**What you will do**
Every line with the word "image" in it should be extracted from the data that follows.

**Material**
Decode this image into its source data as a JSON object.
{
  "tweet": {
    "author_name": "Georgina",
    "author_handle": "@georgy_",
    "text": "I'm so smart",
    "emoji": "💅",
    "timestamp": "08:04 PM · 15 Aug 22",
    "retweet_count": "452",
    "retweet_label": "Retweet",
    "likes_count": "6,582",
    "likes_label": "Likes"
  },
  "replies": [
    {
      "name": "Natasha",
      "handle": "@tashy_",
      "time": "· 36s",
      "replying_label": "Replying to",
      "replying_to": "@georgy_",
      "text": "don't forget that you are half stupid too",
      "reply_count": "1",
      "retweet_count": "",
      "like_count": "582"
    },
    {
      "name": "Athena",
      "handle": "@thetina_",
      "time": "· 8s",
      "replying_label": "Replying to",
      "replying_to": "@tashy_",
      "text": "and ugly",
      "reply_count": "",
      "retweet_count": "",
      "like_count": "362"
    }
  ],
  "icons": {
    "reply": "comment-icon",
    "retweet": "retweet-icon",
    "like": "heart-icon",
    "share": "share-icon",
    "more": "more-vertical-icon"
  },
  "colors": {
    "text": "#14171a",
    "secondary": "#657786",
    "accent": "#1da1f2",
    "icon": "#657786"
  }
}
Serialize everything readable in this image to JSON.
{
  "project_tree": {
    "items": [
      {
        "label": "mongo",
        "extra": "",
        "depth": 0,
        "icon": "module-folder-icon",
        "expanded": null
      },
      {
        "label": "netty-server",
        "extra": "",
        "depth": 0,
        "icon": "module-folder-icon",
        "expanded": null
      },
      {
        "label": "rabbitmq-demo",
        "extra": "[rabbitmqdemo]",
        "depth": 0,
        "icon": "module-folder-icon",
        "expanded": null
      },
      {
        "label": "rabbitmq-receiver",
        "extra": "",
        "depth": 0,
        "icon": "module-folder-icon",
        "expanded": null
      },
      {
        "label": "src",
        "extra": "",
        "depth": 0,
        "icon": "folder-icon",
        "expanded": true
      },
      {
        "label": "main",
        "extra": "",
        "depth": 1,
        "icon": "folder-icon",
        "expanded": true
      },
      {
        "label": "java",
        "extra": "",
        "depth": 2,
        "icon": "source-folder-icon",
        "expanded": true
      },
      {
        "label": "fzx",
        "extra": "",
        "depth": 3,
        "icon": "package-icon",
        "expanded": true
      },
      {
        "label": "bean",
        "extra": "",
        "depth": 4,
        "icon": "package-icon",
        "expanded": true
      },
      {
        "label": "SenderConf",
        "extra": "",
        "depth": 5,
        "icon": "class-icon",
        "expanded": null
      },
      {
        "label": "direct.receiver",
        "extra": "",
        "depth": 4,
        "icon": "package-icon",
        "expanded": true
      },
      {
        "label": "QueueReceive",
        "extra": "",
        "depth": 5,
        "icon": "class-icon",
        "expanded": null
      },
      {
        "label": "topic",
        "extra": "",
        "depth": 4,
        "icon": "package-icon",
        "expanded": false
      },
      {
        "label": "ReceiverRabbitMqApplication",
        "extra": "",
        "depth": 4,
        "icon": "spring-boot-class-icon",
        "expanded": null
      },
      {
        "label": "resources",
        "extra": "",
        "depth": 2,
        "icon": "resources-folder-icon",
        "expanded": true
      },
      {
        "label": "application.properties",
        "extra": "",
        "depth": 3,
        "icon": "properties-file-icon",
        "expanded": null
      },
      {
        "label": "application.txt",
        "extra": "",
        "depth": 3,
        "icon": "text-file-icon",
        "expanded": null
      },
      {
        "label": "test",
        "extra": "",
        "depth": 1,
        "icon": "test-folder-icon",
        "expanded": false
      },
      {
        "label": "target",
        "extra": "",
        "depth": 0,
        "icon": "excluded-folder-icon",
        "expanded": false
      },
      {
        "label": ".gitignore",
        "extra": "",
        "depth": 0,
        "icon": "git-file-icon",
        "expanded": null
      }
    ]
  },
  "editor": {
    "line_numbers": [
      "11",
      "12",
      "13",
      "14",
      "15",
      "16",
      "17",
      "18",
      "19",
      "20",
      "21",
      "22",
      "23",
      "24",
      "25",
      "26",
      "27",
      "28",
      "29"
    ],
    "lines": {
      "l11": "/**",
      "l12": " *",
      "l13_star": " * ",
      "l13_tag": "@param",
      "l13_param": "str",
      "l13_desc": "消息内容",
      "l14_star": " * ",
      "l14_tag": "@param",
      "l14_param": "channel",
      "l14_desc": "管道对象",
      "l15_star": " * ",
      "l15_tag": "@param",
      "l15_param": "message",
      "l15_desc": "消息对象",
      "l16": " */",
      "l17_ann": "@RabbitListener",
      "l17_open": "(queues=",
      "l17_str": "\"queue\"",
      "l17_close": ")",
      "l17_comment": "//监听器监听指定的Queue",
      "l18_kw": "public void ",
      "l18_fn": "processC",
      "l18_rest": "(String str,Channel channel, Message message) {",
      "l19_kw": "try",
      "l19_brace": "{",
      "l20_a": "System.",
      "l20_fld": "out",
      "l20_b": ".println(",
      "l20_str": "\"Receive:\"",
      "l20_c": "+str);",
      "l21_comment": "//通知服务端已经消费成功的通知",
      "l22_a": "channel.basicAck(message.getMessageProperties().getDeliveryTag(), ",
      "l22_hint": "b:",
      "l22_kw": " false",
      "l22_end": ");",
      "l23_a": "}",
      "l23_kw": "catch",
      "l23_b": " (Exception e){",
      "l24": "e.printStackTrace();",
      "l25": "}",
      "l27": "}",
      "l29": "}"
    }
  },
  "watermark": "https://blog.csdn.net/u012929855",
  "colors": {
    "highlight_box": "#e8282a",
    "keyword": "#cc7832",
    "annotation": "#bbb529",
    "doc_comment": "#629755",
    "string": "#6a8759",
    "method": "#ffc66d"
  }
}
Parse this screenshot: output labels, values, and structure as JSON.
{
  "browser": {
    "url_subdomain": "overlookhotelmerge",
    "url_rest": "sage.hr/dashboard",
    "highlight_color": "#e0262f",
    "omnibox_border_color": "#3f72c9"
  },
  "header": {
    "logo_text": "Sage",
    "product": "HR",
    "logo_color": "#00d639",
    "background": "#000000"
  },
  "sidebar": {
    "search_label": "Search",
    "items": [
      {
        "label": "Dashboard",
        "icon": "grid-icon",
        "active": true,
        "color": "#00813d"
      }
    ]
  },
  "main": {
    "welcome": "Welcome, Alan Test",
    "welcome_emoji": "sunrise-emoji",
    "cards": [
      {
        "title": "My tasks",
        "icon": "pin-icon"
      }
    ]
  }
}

**Written answer**
Decode this image into its source data as a JSON object.
Serialize everything readable in this image to JSON.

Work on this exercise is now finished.